> _What you will do_
Output the data below in full, character for character.
##### Data excerpts #####
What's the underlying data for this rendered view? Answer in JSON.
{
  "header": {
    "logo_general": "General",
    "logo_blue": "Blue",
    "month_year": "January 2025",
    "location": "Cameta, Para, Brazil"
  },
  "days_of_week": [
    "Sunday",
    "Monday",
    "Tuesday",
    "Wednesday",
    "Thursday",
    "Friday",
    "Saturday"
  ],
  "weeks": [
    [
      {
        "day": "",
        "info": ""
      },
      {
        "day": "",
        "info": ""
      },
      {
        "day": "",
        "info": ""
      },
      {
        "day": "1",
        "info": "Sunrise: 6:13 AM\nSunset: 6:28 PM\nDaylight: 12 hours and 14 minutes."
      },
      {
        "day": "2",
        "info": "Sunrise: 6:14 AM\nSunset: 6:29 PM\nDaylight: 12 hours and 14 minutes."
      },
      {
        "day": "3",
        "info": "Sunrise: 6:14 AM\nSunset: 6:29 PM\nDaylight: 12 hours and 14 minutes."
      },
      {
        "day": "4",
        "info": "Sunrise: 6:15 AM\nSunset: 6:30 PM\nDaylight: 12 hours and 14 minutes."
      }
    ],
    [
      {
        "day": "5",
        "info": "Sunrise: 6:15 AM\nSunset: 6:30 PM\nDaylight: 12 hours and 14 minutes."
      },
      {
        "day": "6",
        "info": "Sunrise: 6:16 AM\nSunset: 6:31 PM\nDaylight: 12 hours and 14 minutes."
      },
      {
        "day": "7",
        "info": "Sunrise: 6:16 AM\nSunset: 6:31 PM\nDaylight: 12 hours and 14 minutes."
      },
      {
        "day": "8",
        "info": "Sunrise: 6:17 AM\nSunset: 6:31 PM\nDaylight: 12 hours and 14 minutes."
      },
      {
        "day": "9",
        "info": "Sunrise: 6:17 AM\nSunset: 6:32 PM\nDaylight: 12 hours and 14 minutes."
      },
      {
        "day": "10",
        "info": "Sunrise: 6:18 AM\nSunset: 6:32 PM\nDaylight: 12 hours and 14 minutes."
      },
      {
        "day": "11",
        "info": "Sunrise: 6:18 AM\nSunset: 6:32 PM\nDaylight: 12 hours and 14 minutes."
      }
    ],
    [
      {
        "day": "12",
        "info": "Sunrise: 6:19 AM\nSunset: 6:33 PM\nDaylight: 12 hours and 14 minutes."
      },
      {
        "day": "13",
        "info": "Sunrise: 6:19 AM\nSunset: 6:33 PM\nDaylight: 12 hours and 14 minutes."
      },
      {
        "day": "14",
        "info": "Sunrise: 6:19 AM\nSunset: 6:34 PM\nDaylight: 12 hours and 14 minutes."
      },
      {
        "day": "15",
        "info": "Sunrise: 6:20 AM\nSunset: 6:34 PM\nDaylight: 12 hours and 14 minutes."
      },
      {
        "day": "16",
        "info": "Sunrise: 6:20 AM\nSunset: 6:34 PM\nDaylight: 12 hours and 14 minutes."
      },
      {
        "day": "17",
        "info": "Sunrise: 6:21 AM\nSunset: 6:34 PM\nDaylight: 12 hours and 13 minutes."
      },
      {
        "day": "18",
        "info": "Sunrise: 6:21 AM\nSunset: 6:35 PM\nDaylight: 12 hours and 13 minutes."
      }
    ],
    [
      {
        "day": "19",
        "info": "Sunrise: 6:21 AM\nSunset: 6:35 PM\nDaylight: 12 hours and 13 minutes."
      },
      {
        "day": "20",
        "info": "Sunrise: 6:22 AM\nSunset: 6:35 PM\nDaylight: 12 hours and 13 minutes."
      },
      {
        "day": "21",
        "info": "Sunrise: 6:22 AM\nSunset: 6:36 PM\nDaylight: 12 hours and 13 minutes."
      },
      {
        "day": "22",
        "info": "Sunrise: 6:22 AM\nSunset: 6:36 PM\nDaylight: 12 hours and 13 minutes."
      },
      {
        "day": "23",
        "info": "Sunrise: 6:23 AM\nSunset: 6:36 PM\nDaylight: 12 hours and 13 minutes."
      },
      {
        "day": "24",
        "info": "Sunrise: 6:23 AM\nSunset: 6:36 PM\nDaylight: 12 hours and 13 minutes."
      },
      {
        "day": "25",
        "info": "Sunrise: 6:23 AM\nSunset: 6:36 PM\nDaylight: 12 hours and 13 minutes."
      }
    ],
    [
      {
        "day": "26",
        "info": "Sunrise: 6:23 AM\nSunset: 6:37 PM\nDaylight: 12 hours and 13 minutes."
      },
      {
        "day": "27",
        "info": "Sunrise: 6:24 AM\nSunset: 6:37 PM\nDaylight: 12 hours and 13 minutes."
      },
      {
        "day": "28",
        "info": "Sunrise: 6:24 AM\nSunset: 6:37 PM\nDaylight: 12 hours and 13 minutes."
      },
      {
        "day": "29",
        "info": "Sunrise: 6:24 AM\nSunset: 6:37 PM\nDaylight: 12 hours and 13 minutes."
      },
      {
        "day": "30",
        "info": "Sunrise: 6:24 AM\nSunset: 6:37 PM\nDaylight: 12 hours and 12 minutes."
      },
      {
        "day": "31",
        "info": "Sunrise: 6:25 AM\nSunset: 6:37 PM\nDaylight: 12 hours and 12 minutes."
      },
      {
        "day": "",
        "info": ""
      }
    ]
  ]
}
#####
> _Exercise answer_
What's the underlying data for this rendered view? Answer in JSON.
{
  "header": {
    "logo_general": "General",
    "logo_blue": "Blue",
    "month_year": "January 2025",
    "location": "Cameta, Para, Brazil"
  },
  "days_of_week": [
    "Sunday",
    "Monday",
    "Tuesday",
    "Wednesday",
    "Thursday",
    "Friday",
    "Saturday"
  ],
  "weeks": [
    [
      {
        "day": "",
        "info": ""
      },
      {
        "day": "",
        "info": ""
      },
      {
        "day": "",
        "info": ""
      },
      {
        "day": "1",
        "info": "Sunrise: 6:13 AM\nSunset: 6:28 PM\nDaylight: 12 hours and 14 minutes."
      },
      {
        "day": "2",
        "info": "Sunrise: 6:14 AM\nSunset: 6:29 PM\nDaylight: 12 hours and 14 minutes."
      },
      {
        "day": "3",
        "info": "Sunrise: 6:14 AM\nSunset: 6:29 PM\nDaylight: 12 hours and 14 minutes."
      },
      {
        "day": "4",
        "info": "Sunrise: 6:15 AM\nSunset: 6:30 PM\nDaylight: 12 hours and 14 minutes."
      }
    ],
    [
      {
        "day": "5",
        "info": "Sunrise: 6:15 AM\nSunset: 6:30 PM\nDaylight: 12 hours and 14 minutes."
      },
      {
        "day": "6",
        "info": "Sunrise: 6:16 AM\nSunset: 6:31 PM\nDaylight: 12 hours and 14 minutes."
      },
      {
        "day": "7",
        "info": "Sunrise: 6:16 AM\nSunset: 6:31 PM\nDaylight: 12 hours and 14 minutes."
      },
      {
        "day": "8",
        "info": "Sunrise: 6:17 AM\nSunset: 6:31 PM\nDaylight: 12 hours and 14 minutes."
      },
      {
        "day": "9",
        "info": "Sunrise: 6:17 AM\nSunset: 6:32 PM\nDaylight: 12 hours and 14 minutes."
      },
      {
        "day": "10",
        "info": "Sunrise: 6:18 AM\nSunset: 6:32 PM\nDaylight: 12 hours and 14 minutes."
      },
      {
        "day": "11",
        "info": "Sunrise: 6:18 AM\nSunset: 6:32 PM\nDaylight: 12 hours and 14 minutes."
      }
    ],
    [
      {
        "day": "12",
        "info": "Sunrise: 6:19 AM\nSunset: 6:33 PM\nDaylight: 12 hours and 14 minutes."
      },
      {
        "day": "13",
        "info": "Sunrise: 6:19 AM\nSunset: 6:33 PM\nDaylight: 12 hours and 14 minutes."
      },
      {
        "day": "14",
        "info": "Sunrise: 6:19 AM\nSunset: 6:34 PM\nDaylight: 12 hours and 14 minutes."
      },
      {
        "day": "15",
        "info": "Sunrise: 6:20 AM\nSunset: 6:34 PM\nDaylight: 12 hours and 14 minutes."
      },
      {
        "day": "16",
        "info": "Sunrise: 6:20 AM\nSunset: 6:34 PM\nDaylight: 12 hours and 14 minutes."
      },
      {
        "day": "17",
        "info": "Sunrise: 6:21 AM\nSunset: 6:34 PM\nDaylight: 12 hours and 13 minutes."
      },
      {
        "day": "18",
        "info": "Sunrise: 6:21 AM\nSunset: 6:35 PM\nDaylight: 12 hours and 13 minutes."
      }
    ],
    [
      {
        "day": "19",
        "info": "Sunrise: 6:21 AM\nSunset: 6:35 PM\nDaylight: 12 hours and 13 minutes."
      },
      {
        "day": "20",
        "info": "Sunrise: 6:22 AM\nSunset: 6:35 PM\nDaylight: 12 hours and 13 minutes."
      },
      {
        "day": "21",
        "info": "Sunrise: 6:22 AM\nSunset: 6:36 PM\nDaylight: 12 hours and 13 minutes."
      },
      {
        "day": "22",
        "info": "Sunrise: 6:22 AM\nSunset: 6:36 PM\nDaylight: 12 hours and 13 minutes."
      },
      {
        "day": "23",
        "info": "Sunrise: 6:23 AM\nSunset: 6:36 PM\nDaylight: 12 hours and 13 minutes."
      },
      {
        "day": "24",
        "info": "Sunrise: 6:23 AM\nSunset: 6:36 PM\nDaylight: 12 hours and 13 minutes."
      },
      {
        "day": "25",
        "info": "Sunrise: 6:23 AM\nSunset: 6:36 PM\nDaylight: 12 hours and 13 minutes."
      }
    ],
    [
      {
        "day": "26",
        "info": "Sunrise: 6:23 AM\nSunset: 6:37 PM\nDaylight: 12 hours and 13 minutes."
      },
      {
        "day": "27",
        "info": "Sunrise: 6:24 AM\nSunset: 6:37 PM\nDaylight: 12 hours and 13 minutes."
      },
      {
        "day": "28",
        "info": "Sunrise: 6:24 AM\nSunset: 6:37 PM\nDaylight: 12 hours and 13 minutes."
      },
      {
        "day": "29",
        "info": "Sunrise: 6:24 AM\nSunset: 6:37 PM\nDaylight: 12 hours and 13 minutes."
      },
      {
        "day": "30",
        "info": "Sunrise: 6:24 AM\nSunset: 6:37 PM\nDaylight: 12 hours and 12 minutes."
      },
      {
        "day": "31",
        "info": "Sunrise: 6:25 AM\nSunset: 6:37 PM\nDaylight: 12 hours and 12 minutes."
      },
      {
        "day": "",
        "info": ""
      }
    ]
  ]
}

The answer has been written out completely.